**TASK DESCRIPTION**:
Locate the word "true" in the entries below, then gather every line that holds it.

────────

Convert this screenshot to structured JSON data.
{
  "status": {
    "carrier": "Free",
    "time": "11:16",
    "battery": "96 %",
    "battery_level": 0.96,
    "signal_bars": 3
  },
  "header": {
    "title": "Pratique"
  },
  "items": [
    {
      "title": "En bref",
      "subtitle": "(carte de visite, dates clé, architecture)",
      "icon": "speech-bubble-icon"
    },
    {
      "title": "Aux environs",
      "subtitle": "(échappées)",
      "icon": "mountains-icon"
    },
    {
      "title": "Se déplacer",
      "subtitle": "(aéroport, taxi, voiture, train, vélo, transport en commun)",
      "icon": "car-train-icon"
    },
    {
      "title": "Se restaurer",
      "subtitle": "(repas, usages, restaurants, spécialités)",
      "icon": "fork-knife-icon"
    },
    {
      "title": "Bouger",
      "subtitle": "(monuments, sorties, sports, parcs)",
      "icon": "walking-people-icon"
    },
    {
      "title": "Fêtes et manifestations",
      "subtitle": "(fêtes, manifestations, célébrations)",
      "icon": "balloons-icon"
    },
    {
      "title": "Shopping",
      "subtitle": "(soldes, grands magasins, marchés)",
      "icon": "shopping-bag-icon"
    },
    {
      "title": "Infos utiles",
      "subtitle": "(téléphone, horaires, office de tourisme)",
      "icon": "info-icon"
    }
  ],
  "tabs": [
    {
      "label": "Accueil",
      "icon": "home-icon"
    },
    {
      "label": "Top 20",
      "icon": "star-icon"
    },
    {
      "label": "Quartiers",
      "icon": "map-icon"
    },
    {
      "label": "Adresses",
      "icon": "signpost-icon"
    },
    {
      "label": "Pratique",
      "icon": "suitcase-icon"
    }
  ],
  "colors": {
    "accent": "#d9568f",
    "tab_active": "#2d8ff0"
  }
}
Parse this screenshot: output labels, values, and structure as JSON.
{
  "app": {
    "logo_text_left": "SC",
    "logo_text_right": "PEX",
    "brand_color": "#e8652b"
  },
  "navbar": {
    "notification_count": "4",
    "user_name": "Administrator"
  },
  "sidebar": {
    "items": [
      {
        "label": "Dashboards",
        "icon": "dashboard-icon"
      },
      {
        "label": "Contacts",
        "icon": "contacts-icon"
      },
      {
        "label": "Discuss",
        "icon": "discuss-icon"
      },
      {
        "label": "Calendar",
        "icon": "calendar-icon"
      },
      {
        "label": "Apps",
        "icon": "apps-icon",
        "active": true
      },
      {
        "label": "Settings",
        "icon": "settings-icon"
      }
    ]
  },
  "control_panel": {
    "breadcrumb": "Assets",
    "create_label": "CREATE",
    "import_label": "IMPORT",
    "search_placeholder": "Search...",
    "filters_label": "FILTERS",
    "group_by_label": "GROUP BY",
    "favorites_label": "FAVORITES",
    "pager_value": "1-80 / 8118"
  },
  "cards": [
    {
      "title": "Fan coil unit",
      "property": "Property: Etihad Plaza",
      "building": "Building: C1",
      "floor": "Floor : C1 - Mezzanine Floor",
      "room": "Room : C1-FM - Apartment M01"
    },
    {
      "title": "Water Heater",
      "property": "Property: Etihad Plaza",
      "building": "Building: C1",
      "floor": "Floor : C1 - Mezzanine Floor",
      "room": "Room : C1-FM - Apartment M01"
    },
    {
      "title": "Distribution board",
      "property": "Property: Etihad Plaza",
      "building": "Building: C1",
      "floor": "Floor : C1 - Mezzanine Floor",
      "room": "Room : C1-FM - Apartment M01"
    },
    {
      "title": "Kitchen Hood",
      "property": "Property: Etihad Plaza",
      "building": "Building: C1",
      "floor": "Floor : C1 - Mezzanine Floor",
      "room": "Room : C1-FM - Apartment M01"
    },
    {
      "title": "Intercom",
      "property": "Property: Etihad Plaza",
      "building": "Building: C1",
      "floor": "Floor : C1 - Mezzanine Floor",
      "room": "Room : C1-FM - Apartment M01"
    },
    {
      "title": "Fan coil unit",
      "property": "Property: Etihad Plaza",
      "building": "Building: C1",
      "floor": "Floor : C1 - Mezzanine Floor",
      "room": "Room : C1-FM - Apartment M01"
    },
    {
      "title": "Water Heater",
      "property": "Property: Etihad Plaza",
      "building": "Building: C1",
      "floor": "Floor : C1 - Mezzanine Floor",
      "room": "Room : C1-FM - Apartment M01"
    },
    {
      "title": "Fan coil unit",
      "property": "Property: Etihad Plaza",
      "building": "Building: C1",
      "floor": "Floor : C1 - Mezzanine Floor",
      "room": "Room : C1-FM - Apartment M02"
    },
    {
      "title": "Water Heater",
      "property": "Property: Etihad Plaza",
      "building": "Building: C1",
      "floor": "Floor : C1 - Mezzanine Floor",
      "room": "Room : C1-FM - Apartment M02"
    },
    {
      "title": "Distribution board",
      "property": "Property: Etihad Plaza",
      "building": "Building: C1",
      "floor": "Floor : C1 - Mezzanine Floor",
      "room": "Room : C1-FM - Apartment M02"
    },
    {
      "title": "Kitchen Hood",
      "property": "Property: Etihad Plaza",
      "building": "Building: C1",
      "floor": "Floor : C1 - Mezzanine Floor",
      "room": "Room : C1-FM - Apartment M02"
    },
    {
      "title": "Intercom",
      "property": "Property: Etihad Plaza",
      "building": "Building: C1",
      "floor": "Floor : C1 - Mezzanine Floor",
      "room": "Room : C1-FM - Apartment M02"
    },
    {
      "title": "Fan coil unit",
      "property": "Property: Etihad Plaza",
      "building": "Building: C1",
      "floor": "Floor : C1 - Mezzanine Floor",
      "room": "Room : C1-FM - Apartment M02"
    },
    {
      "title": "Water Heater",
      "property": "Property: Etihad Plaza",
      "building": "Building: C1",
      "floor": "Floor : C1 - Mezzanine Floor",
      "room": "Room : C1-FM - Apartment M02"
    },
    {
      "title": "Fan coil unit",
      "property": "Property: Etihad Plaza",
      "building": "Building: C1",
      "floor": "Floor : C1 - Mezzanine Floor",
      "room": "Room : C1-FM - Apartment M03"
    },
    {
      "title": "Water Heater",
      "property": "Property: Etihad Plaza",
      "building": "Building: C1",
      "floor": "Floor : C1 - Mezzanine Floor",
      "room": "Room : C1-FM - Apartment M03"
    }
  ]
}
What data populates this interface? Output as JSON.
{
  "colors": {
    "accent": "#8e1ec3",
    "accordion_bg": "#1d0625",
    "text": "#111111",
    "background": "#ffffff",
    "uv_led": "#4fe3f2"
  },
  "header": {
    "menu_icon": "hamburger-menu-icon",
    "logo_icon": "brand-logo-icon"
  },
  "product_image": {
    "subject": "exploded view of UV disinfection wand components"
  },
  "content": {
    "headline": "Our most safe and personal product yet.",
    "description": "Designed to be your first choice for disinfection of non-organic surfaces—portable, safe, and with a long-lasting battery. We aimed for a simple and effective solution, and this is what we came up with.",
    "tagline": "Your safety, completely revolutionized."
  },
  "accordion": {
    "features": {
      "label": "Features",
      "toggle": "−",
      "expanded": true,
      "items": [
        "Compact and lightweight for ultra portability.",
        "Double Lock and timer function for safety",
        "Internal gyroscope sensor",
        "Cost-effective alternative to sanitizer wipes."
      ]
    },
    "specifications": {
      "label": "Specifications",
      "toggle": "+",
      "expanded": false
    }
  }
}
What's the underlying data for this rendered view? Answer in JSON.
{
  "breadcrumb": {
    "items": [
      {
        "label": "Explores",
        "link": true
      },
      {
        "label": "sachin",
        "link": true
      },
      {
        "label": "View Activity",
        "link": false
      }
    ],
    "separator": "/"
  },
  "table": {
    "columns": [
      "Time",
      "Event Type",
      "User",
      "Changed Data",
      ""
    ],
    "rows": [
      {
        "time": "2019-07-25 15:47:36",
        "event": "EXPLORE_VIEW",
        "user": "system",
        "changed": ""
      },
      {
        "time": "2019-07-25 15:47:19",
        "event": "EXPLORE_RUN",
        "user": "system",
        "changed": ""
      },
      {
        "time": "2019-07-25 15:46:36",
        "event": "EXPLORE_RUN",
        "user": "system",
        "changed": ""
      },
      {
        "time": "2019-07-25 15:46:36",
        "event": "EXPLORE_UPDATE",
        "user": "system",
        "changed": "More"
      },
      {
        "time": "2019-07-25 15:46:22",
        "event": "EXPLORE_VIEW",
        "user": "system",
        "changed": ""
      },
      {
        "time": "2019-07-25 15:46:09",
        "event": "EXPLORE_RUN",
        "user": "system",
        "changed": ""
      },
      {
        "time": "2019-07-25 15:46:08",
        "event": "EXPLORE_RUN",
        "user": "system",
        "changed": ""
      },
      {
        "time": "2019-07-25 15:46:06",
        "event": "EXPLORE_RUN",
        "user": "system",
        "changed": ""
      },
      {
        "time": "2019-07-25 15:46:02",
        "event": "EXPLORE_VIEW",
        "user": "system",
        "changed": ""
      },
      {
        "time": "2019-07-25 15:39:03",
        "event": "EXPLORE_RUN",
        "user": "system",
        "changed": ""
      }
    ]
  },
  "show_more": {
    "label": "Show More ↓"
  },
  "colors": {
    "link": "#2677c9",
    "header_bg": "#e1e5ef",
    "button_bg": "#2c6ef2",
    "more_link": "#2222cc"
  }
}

────────

**ANSWER TO THIS TASK**:
        "active": true
      "expanded": true,
        "link": true
        "link": true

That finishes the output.